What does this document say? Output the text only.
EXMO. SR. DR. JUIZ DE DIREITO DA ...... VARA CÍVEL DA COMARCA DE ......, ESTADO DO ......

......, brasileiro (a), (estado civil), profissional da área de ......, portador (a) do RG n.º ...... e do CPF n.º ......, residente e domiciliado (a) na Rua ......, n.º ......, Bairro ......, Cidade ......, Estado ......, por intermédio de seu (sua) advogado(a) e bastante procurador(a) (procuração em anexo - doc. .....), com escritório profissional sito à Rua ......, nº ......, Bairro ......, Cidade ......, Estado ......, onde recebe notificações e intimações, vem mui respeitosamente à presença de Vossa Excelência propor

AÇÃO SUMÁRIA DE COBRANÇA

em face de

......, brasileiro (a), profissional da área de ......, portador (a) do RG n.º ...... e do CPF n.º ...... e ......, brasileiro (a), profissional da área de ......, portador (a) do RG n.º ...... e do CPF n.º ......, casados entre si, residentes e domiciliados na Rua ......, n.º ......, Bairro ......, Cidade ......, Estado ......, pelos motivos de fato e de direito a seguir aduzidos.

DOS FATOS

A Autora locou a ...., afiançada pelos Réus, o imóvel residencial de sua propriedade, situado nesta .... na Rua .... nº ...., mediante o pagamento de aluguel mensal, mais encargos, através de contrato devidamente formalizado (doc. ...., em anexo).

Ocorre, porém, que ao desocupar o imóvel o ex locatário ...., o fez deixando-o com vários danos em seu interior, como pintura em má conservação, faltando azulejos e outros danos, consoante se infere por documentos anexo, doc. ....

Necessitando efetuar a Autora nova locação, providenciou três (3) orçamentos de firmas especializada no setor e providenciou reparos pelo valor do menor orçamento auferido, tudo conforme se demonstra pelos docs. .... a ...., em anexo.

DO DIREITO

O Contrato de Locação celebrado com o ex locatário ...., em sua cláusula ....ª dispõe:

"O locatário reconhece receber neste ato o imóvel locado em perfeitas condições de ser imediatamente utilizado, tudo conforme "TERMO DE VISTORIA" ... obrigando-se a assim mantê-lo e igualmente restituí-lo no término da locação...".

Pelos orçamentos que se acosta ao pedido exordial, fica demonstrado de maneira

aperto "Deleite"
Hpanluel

□ □ □ □

**EXERCISE**
Reproduce each line of the material containing the word "Autora".

**REPLY**
A Autora locou a ...., afiançada pelos Réus, o imóvel residencial de sua propriedade, situado nesta .... na Rua .... nº ...., mediante o pagamento de aluguel mensal, mais encargos, através de contrato devidamente formalizado (doc. ...., em anexo).
Necessitando efetuar a Autora nova locação, providenciou três (3) orçamentos de firmas especializada no setor e providenciou reparos pelo valor do menor orçamento auferido, tudo conforme se demonstra pelos docs. .... a ...., em anexo.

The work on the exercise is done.